**Work instructions:** Write the listing out again, all of it, word for word.

>>

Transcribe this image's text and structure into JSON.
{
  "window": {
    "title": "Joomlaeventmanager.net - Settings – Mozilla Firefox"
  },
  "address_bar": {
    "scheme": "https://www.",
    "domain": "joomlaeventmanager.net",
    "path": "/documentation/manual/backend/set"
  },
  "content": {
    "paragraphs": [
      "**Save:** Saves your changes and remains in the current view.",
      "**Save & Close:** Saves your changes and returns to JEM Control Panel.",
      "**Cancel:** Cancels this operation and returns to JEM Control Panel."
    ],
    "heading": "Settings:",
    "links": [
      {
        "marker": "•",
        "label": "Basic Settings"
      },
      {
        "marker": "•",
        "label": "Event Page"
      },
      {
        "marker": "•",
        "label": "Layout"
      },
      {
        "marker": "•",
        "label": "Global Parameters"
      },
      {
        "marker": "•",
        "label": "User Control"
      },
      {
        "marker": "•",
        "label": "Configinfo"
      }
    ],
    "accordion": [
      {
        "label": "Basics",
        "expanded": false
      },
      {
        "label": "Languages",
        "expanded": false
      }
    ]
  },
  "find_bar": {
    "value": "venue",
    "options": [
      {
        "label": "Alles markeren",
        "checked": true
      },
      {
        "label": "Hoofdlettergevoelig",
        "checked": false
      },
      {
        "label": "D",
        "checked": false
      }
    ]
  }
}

<<

**Response for this exercise:**
Transcribe this image's text and structure into JSON.
{
  "window": {
    "title": "Joomlaeventmanager.net - Settings – Mozilla Firefox"
  },
  "address_bar": {
    "scheme": "https://www.",
    "domain": "joomlaeventmanager.net",
    "path": "/documentation/manual/backend/set"
  },
  "content": {
    "paragraphs": [
      "**Save:** Saves your changes and remains in the current view.",
      "**Save & Close:** Saves your changes and returns to JEM Control Panel.",
      "**Cancel:** Cancels this operation and returns to JEM Control Panel."
    ],
    "heading": "Settings:",
    "links": [
      {
        "marker": "•",
        "label": "Basic Settings"
      },
      {
        "marker": "•",
        "label": "Event Page"
      },
      {
        "marker": "•",
        "label": "Layout"
      },
      {
        "marker": "•",
        "label": "Global Parameters"
      },
      {
        "marker": "•",
        "label": "User Control"
      },
      {
        "marker": "•",
        "label": "Configinfo"
      }
    ],
    "accordion": [
      {
        "label": "Basics",
        "expanded": false
      },
      {
        "label": "Languages",
        "expanded": false
      }
    ]
  },
  "find_bar": {
    "value": "venue",
    "options": [
      {
        "label": "Alles markeren",
        "checked": true
      },
      {
        "label": "Hoofdlettergevoelig",
        "checked": false
      },
      {
        "label": "D",
        "checked": false
      }
    ]
  }
}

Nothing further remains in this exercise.